● Available records:
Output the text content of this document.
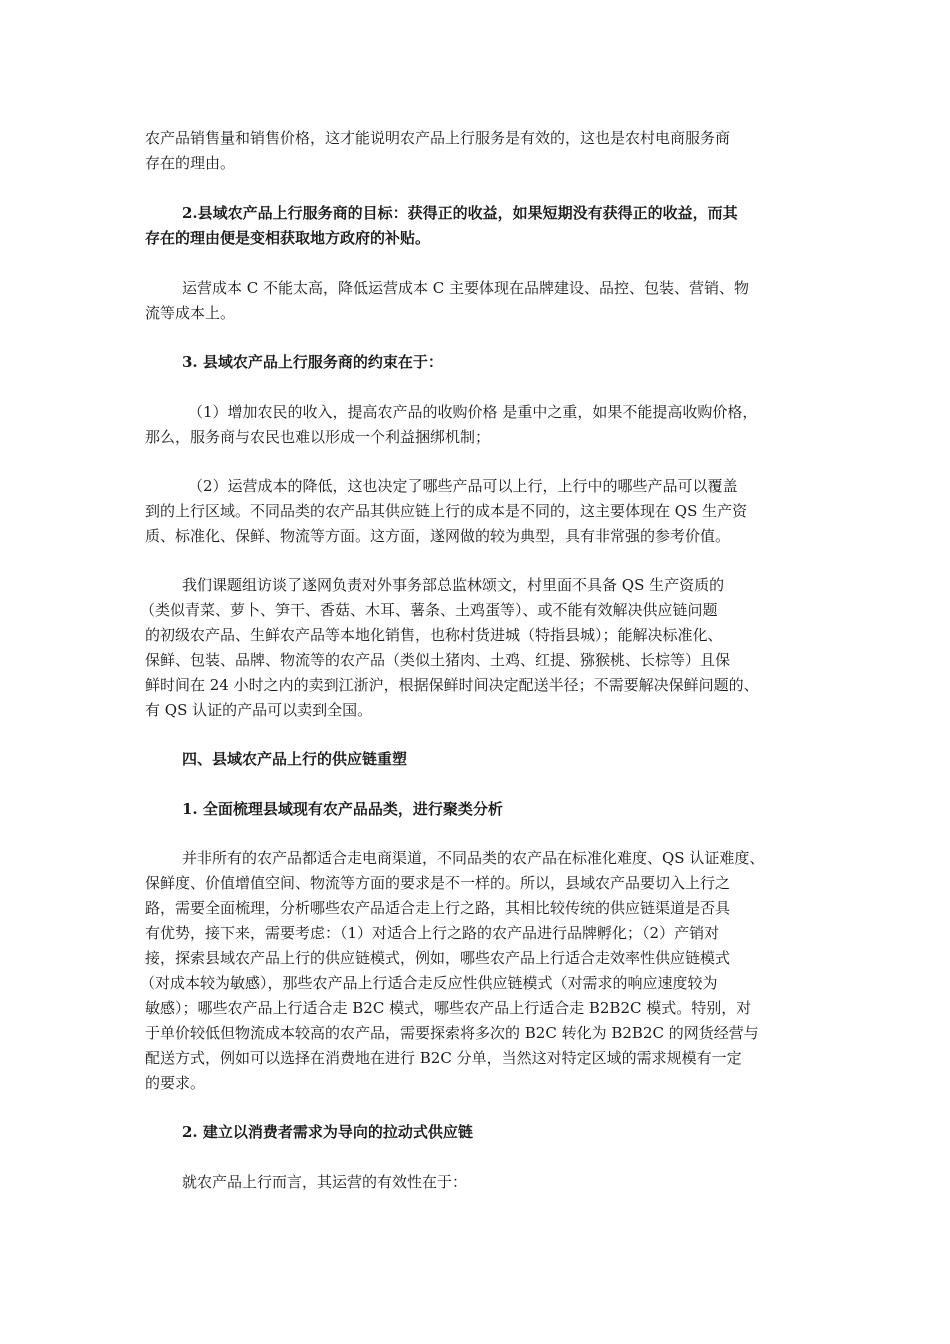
农产品销售量和销售价格，这才能说明农产品上行服务是有效的，这也是农村电商服务商
存在的理由。
2.县域农产品上行服务商的目标：获得正的收益，如果短期没有获得正的收益，而其
存在的理由便是变相获取地方政府的补贴。
运营成本 C 不能太高，降低运营成本 C 主要体现在品牌建设、品控、包装、营销、物
流等成本上。
3. 县域农产品上行服务商的约束在于：
（1）增加农民的收入，提高农产品的收购价格 是重中之重，如果不能提高收购价格，
那么，服务商与农民也难以形成一个利益捆绑机制；
（2）运营成本的降低，这也决定了哪些产品可以上行，上行中的哪些产品可以覆盖
到的上行区域。不同品类的农产品其供应链上行的成本是不同的，这主要体现在 QS 生产资
质、标准化、保鲜、物流等方面。这方面，遂网做的较为典型，具有非常强的参考价值。
我们课题组访谈了遂网负责对外事务部总监林颂文，村里面不具备 QS 生产资质的
（类似青菜、萝卜、笋干、香菇、木耳、薯条、土鸡蛋等）、或不能有效解决供应链问题
的初级农产品、生鲜农产品等本地化销售，也称村货进城（特指县城）；能解决标准化、
保鲜、包装、品牌、物流等的农产品（类似土猪肉、土鸡、红提、猕猴桃、长棕等）且保
鲜时间在 24 小时之内的卖到江浙沪，根据保鲜时间决定配送半径；不需要解决保鲜问题的、
有 QS 认证的产品可以卖到全国。
四、县域农产品上行的供应链重塑
1. 全面梳理县域现有农产品品类，进行聚类分析
并非所有的农产品都适合走电商渠道，不同品类的农产品在标准化难度、QS 认证难度、
保鲜度、价值增值空间、物流等方面的要求是不一样的。所以，县域农产品要切入上行之
路，需要全面梳理，分析哪些农产品适合走上行之路，其相比较传统的供应链渠道是否具
有优势，接下来，需要考虑：（1）对适合上行之路的农产品进行品牌孵化；（2）产销对
接，探索县域农产品上行的供应链模式，例如，哪些农产品上行适合走效率性供应链模式
（对成本较为敏感），那些农产品上行适合走反应性供应链模式（对需求的响应速度较为
敏感）；哪些农产品上行适合走 B2C 模式，哪些农产品上行适合走 B2B2C 模式。特别，对
于单价较低但物流成本较高的农产品，需要探索将多次的 B2C 转化为 B2B2C 的网货经营与
配送方式，例如可以选择在消费地在进行 B2C 分单，当然这对特定区域的需求规模有一定
的要求。
2. 建立以消费者需求为导向的拉动式供应链
就农产品上行而言，其运营的有效性在于：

● What you need to do: Make an exact copy of the data, leaving its pictures out.

● Final result:
Output the text content of this document.
农产品销售量和销售价格，这才能说明农产品上行服务是有效的，这也是农村电商服务商
存在的理由。
2.县域农产品上行服务商的目标：获得正的收益，如果短期没有获得正的收益，而其
存在的理由便是变相获取地方政府的补贴。
运营成本 C 不能太高，降低运营成本 C 主要体现在品牌建设、品控、包装、营销、物
流等成本上。
3. 县域农产品上行服务商的约束在于：
（1）增加农民的收入，提高农产品的收购价格 是重中之重，如果不能提高收购价格，
那么，服务商与农民也难以形成一个利益捆绑机制；
（2）运营成本的降低，这也决定了哪些产品可以上行，上行中的哪些产品可以覆盖
到的上行区域。不同品类的农产品其供应链上行的成本是不同的，这主要体现在 QS 生产资
质、标准化、保鲜、物流等方面。这方面，遂网做的较为典型，具有非常强的参考价值。
我们课题组访谈了遂网负责对外事务部总监林颂文，村里面不具备 QS 生产资质的
（类似青菜、萝卜、笋干、香菇、木耳、薯条、土鸡蛋等）、或不能有效解决供应链问题
的初级农产品、生鲜农产品等本地化销售，也称村货进城（特指县城）；能解决标准化、
保鲜、包装、品牌、物流等的农产品（类似土猪肉、土鸡、红提、猕猴桃、长棕等）且保
鲜时间在 24 小时之内的卖到江浙沪，根据保鲜时间决定配送半径；不需要解决保鲜问题的、
有 QS 认证的产品可以卖到全国。
四、县域农产品上行的供应链重塑
1. 全面梳理县域现有农产品品类，进行聚类分析
并非所有的农产品都适合走电商渠道，不同品类的农产品在标准化难度、QS 认证难度、
保鲜度、价值增值空间、物流等方面的要求是不一样的。所以，县域农产品要切入上行之
路，需要全面梳理，分析哪些农产品适合走上行之路，其相比较传统的供应链渠道是否具
有优势，接下来，需要考虑：（1）对适合上行之路的农产品进行品牌孵化；（2）产销对
接，探索县域农产品上行的供应链模式，例如，哪些农产品上行适合走效率性供应链模式
（对成本较为敏感），那些农产品上行适合走反应性供应链模式（对需求的响应速度较为
敏感）；哪些农产品上行适合走 B2C 模式，哪些农产品上行适合走 B2B2C 模式。特别，对
于单价较低但物流成本较高的农产品，需要探索将多次的 B2C 转化为 B2B2C 的网货经营与
配送方式，例如可以选择在消费地在进行 B2C 分单，当然这对特定区域的需求规模有一定
的要求。
2. 建立以消费者需求为导向的拉动式供应链
就农产品上行而言，其运营的有效性在于：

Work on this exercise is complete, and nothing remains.